_YOUR GOAL:_
Below are the entries; state how many of their lines contain the string "concoctionis", and nothing more.

_RECORDS:_
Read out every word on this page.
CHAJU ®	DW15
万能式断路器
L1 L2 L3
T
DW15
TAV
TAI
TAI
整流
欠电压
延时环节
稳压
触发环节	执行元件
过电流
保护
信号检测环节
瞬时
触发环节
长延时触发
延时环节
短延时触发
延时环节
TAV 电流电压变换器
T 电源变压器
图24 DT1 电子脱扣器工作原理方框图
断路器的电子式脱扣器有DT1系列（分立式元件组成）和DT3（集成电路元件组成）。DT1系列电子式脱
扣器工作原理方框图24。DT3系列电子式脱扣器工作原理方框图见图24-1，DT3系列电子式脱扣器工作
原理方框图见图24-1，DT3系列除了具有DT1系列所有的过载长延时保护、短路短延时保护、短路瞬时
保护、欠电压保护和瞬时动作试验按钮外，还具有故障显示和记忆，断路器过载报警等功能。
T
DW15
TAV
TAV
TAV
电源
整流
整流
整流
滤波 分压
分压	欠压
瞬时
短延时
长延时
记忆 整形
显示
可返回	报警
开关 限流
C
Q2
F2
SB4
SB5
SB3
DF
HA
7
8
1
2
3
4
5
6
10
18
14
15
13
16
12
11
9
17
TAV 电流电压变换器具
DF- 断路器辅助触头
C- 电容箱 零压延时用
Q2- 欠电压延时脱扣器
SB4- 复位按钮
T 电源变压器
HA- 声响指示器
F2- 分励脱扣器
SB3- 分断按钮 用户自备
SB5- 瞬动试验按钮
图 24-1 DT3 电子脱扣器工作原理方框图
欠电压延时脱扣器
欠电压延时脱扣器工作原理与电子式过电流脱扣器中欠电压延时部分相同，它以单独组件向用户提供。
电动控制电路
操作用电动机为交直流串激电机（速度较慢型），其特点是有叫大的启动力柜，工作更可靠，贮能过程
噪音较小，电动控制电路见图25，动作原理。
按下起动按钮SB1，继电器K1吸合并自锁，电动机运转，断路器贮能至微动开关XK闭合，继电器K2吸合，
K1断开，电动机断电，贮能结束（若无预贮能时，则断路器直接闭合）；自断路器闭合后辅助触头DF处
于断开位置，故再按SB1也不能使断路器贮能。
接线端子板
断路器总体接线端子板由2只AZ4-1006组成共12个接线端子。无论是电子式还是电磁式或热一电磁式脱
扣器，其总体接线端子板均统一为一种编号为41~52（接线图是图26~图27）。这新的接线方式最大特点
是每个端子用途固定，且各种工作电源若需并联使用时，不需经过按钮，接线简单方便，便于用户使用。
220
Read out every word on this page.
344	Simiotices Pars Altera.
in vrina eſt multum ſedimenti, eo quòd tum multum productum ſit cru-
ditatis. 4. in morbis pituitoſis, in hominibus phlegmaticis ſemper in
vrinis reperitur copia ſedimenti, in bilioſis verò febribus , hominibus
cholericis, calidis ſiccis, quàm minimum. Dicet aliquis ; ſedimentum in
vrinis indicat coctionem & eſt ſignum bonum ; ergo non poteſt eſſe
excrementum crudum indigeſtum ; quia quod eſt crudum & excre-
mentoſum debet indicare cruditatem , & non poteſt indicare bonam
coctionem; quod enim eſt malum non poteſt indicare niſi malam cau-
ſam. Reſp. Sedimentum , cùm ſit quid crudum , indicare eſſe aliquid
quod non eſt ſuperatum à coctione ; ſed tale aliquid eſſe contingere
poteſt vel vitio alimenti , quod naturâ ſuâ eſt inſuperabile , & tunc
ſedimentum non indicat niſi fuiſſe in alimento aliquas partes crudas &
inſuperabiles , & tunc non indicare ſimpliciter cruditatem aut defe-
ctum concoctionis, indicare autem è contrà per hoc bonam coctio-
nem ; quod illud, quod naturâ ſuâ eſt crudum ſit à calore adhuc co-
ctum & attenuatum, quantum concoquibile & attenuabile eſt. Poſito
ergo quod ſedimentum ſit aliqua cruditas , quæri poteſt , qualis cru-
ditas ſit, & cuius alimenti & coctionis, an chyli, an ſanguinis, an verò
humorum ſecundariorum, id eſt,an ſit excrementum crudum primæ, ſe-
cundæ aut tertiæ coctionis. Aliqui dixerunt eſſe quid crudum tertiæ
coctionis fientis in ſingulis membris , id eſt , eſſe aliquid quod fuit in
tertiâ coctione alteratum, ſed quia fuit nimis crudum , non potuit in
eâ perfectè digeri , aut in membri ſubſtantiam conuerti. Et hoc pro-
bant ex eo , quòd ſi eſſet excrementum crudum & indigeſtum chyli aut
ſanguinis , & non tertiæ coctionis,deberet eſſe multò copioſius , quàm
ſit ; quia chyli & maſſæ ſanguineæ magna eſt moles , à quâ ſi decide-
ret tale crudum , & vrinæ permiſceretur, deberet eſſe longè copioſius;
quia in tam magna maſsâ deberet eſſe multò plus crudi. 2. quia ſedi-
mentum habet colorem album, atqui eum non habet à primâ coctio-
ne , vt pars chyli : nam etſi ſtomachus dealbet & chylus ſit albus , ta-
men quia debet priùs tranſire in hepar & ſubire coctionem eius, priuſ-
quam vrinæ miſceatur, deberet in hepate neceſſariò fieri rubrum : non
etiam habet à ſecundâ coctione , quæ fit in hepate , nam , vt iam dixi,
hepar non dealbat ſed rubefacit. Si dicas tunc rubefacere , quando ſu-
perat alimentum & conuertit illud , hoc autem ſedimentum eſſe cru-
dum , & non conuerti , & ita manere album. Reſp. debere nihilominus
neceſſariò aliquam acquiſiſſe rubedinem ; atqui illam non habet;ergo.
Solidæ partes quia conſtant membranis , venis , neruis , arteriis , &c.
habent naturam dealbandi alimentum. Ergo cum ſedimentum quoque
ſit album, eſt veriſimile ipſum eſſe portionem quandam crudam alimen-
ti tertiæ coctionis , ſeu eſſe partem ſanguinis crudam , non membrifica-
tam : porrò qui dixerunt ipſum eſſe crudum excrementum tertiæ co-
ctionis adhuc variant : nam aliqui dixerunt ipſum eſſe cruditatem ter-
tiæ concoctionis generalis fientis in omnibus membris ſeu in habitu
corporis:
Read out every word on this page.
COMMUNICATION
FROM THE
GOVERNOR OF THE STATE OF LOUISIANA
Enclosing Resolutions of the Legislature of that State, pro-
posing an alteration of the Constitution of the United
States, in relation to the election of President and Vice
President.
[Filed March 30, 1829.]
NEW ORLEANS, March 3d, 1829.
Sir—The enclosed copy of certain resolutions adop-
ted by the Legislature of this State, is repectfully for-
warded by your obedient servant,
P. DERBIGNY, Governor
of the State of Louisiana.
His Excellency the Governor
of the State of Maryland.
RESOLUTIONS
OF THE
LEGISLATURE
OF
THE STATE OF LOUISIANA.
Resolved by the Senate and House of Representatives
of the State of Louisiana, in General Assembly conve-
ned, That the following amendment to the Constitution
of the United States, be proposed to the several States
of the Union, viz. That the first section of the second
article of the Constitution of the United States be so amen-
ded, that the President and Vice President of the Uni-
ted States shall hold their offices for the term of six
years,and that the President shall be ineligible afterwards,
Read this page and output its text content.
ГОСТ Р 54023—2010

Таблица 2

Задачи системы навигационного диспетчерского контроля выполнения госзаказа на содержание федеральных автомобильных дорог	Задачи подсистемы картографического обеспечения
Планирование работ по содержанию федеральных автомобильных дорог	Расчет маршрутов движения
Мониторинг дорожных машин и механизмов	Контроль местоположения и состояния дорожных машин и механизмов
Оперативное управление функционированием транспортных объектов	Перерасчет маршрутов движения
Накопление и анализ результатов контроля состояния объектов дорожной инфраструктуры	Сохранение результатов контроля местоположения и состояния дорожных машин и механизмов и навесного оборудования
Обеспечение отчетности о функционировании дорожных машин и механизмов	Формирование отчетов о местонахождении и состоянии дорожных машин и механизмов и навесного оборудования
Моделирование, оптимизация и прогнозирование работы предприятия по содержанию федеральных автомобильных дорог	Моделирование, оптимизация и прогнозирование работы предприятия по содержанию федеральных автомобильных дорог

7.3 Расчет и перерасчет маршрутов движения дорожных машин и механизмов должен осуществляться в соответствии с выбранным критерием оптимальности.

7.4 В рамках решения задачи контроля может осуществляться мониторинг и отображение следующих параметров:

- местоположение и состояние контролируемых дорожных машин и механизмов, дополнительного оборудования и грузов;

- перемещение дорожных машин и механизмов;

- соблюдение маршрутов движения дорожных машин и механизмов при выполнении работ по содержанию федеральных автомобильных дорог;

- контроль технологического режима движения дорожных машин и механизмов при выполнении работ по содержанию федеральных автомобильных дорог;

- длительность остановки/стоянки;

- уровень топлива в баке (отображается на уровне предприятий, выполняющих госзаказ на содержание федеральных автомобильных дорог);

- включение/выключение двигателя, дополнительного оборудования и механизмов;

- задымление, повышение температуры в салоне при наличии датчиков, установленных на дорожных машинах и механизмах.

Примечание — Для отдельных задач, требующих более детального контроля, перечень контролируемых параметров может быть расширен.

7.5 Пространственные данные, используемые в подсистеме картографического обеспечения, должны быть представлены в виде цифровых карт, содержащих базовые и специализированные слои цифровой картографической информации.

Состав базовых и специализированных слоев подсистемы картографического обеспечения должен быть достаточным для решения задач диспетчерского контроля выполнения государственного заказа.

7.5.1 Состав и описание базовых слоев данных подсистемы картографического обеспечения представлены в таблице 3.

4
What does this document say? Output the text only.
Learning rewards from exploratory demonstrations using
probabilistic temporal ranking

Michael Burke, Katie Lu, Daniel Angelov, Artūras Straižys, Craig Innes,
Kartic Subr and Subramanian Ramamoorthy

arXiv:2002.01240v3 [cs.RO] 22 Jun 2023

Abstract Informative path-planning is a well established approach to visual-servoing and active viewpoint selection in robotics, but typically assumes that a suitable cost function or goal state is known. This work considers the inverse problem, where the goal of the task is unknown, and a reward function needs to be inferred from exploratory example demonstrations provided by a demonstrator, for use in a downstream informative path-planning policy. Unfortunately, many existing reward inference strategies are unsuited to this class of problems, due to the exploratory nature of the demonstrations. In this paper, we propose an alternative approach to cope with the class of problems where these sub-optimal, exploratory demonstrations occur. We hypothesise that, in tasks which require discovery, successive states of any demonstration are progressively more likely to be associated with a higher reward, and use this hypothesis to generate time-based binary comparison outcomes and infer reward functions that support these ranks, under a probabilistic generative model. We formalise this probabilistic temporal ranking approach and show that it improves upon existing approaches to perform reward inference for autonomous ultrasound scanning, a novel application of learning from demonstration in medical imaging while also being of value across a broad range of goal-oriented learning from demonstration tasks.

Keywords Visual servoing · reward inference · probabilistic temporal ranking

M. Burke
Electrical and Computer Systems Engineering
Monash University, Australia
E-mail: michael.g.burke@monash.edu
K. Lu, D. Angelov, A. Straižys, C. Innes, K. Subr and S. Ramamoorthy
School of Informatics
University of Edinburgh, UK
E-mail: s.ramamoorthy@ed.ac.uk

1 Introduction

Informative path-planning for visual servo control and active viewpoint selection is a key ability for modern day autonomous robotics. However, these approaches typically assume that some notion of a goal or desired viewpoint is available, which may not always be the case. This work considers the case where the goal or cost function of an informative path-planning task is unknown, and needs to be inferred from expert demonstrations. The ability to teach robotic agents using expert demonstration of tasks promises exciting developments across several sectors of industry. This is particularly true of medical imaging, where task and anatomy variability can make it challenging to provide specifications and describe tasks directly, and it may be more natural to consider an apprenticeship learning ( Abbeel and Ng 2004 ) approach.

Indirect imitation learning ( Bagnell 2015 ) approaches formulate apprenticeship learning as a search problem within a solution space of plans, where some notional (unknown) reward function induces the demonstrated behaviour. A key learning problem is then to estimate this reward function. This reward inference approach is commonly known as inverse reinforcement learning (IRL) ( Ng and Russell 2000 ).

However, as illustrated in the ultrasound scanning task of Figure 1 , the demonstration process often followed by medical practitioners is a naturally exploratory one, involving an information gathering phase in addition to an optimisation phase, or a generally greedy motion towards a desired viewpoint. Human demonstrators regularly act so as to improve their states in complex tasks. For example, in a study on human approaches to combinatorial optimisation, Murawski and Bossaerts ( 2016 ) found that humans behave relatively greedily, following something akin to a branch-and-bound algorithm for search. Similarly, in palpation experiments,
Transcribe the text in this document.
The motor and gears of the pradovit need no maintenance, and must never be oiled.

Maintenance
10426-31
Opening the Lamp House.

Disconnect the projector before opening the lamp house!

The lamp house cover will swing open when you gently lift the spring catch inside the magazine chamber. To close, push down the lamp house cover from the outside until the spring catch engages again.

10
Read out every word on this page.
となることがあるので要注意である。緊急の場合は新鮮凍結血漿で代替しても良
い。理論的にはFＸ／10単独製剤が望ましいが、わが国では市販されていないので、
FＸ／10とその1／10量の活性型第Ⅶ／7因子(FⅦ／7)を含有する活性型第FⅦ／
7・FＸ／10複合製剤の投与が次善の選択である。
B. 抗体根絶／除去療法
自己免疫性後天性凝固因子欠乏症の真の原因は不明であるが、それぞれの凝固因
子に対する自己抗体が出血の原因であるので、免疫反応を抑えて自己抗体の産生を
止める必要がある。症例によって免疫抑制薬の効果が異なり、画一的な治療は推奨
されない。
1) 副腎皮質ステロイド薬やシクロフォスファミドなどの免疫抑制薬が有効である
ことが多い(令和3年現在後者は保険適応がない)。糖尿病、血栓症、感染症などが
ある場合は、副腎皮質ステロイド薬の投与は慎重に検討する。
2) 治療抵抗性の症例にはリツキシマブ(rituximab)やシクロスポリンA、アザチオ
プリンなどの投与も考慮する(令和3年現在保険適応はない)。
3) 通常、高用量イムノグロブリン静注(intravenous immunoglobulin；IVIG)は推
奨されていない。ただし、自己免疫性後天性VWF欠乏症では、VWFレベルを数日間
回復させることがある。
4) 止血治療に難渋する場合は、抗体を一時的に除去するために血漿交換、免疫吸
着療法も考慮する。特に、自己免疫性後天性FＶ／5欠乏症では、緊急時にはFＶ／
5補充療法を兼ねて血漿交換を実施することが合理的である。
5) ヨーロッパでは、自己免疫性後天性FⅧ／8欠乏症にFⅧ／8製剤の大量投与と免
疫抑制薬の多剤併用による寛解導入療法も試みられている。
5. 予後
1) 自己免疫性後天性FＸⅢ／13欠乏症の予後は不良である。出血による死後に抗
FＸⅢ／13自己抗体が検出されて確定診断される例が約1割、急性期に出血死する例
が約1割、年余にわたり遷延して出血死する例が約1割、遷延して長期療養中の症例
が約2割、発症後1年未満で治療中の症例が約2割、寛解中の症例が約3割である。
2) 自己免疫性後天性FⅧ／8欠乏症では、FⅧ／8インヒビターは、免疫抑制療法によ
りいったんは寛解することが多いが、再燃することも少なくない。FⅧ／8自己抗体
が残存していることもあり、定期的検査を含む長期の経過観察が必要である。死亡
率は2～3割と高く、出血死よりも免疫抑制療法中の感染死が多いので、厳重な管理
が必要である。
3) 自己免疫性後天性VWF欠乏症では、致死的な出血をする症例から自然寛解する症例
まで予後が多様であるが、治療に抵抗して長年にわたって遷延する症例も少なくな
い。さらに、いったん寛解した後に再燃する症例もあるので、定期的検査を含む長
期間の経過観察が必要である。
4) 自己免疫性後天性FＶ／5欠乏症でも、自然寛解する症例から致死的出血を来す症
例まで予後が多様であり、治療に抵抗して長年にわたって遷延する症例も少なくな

_EXERCISE ANSWER:_
2